(Some records)
•••

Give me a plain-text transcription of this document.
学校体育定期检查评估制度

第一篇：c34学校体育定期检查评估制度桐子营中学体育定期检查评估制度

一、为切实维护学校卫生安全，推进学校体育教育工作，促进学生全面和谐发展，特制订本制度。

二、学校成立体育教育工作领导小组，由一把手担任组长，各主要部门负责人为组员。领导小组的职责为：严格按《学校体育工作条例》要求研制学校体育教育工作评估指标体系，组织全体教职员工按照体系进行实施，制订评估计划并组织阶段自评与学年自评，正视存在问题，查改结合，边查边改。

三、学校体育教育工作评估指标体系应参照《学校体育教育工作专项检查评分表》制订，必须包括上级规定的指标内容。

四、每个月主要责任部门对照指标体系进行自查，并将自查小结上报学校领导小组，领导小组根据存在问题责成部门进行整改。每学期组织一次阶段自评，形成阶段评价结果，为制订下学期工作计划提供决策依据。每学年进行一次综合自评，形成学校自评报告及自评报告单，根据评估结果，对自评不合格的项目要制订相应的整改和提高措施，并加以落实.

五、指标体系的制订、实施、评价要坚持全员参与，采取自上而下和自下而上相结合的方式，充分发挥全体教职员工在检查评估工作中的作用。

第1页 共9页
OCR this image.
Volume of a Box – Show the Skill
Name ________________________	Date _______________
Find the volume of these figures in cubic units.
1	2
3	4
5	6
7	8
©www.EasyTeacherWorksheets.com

•••

Work to complete: Repeat all entries. Match them exactly.

Exercise result:
Give me a plain-text transcription of this document.
学校体育定期检查评估制度

第一篇：c34学校体育定期检查评估制度桐子营中学体育定期检查评估制度

一、为切实维护学校卫生安全，推进学校体育教育工作，促进学生全面和谐发展，特制订本制度。

二、学校成立体育教育工作领导小组，由一把手担任组长，各主要部门负责人为组员。领导小组的职责为：严格按《学校体育工作条例》要求研制学校体育教育工作评估指标体系，组织全体教职员工按照体系进行实施，制订评估计划并组织阶段自评与学年自评，正视存在问题，查改结合，边查边改。

三、学校体育教育工作评估指标体系应参照《学校体育教育工作专项检查评分表》制订，必须包括上级规定的指标内容。

四、每个月主要责任部门对照指标体系进行自查，并将自查小结上报学校领导小组，领导小组根据存在问题责成部门进行整改。每学期组织一次阶段自评，形成阶段评价结果，为制订下学期工作计划提供决策依据。每学年进行一次综合自评，形成学校自评报告及自评报告单，根据评估结果，对自评不合格的项目要制订相应的整改和提高措施，并加以落实.

五、指标体系的制订、实施、评价要坚持全员参与，采取自上而下和自下而上相结合的方式，充分发挥全体教职员工在检查评估工作中的作用。

第1页 共9页
OCR this image.
Volume of a Box – Show the Skill
Name ________________________	Date _______________
Find the volume of these figures in cubic units.
1	2
3	4
5	6
7	8
©www.EasyTeacherWorksheets.com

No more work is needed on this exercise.